**Extracted records**

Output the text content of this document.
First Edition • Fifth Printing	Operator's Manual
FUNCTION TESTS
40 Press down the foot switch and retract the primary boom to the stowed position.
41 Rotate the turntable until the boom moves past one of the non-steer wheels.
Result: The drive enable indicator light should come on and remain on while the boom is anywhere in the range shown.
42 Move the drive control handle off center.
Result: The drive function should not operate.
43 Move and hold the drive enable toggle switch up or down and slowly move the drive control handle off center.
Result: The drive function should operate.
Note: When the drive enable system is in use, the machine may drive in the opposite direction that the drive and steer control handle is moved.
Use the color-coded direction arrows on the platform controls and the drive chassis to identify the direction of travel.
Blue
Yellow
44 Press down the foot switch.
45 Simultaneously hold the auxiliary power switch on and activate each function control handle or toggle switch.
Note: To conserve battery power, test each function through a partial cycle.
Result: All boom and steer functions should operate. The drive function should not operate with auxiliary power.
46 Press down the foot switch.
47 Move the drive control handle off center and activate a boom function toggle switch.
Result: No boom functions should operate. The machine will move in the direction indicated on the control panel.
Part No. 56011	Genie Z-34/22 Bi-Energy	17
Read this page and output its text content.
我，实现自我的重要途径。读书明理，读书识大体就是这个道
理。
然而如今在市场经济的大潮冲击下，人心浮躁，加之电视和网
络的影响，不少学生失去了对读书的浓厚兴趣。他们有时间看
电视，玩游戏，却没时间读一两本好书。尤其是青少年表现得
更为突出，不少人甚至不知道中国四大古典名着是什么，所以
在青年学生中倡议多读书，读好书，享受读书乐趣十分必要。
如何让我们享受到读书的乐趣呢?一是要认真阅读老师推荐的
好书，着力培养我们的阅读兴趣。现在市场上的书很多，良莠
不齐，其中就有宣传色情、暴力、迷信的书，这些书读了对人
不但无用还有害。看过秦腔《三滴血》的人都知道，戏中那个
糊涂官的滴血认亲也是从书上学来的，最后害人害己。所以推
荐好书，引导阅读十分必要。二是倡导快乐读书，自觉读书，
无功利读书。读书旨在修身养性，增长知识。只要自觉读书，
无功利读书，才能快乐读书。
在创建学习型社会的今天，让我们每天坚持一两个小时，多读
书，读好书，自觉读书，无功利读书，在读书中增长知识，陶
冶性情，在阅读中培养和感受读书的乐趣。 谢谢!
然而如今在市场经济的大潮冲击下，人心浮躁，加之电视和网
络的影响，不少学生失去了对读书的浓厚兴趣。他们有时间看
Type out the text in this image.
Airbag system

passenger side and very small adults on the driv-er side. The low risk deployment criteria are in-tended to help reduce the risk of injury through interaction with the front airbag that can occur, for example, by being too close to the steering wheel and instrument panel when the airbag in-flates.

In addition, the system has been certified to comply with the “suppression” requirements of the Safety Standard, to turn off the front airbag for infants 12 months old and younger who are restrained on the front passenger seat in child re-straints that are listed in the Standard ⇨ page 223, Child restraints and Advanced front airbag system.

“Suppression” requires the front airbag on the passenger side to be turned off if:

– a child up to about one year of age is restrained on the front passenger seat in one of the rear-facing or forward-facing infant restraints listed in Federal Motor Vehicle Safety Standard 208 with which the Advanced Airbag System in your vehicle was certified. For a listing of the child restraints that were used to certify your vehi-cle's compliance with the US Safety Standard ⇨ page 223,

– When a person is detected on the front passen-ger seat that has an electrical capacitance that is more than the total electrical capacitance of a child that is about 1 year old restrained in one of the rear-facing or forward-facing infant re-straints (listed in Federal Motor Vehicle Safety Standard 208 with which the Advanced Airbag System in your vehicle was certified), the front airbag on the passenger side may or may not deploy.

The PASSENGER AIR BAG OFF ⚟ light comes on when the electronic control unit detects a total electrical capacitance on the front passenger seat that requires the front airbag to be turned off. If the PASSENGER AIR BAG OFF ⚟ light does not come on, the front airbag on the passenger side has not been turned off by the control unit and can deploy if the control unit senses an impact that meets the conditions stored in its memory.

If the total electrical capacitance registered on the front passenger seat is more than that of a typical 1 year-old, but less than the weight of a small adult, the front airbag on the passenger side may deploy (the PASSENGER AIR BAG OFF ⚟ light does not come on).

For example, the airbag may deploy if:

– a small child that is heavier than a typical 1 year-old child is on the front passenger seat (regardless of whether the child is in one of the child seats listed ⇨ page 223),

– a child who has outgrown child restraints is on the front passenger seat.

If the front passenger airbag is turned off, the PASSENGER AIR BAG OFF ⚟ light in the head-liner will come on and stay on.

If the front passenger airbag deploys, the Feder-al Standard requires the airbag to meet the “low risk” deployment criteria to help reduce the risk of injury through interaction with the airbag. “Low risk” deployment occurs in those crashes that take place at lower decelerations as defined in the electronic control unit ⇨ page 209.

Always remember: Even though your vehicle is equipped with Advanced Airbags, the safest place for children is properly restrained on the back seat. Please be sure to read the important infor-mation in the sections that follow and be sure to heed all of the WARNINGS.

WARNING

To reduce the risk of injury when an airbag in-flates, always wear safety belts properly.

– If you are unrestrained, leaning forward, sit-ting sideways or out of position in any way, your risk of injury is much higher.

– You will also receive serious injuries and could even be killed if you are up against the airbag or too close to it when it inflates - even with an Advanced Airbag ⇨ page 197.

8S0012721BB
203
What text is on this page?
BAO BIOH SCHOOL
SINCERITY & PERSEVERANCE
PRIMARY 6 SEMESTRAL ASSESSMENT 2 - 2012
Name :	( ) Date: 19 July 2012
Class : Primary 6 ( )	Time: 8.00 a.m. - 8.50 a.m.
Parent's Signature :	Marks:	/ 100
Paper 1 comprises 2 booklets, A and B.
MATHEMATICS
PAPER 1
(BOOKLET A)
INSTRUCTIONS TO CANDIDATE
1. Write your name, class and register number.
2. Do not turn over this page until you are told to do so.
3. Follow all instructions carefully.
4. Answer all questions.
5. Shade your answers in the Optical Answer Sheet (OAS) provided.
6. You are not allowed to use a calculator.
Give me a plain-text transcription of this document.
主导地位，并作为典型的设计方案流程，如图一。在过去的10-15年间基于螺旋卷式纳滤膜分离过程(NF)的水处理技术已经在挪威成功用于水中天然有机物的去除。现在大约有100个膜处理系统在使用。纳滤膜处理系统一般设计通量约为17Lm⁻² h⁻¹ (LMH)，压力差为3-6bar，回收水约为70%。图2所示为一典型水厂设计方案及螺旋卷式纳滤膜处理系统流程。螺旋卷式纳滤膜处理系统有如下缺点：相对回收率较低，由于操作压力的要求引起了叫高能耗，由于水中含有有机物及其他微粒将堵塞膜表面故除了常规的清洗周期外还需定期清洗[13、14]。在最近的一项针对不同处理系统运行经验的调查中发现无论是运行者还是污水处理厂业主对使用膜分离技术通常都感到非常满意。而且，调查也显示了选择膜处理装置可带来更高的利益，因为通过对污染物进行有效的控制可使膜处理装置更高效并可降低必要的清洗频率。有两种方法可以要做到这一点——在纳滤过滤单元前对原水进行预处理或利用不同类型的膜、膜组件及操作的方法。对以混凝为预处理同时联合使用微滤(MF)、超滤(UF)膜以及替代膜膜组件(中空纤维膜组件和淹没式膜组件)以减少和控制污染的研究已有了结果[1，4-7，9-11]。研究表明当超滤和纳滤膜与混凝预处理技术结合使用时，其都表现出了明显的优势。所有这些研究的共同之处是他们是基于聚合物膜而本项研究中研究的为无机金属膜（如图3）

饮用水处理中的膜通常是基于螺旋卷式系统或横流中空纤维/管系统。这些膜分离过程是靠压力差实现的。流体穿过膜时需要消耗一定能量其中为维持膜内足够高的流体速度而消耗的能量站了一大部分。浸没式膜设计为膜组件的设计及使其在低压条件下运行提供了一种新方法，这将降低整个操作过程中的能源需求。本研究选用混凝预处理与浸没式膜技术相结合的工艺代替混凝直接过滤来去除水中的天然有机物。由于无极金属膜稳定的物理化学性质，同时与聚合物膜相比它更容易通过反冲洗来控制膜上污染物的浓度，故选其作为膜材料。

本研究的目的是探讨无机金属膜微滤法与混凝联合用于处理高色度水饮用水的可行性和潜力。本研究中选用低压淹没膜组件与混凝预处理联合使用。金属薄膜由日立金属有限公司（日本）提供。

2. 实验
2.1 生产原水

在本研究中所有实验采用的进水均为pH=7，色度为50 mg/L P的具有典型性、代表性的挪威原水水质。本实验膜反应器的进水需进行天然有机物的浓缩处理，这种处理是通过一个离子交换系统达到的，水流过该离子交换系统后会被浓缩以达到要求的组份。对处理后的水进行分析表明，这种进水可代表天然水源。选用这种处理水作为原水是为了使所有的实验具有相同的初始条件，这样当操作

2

**THE REQUEST**
Within the listing above, find every line containing the string "operate" and return it.

**EXERCISE RESULT**
Result: The drive function should not operate.
Result: The drive function should operate.
Result: All boom and steer functions should operate. The drive function should not operate with auxiliary power.
Result: No boom functions should operate. The machine will move in the direction indicated on the control panel.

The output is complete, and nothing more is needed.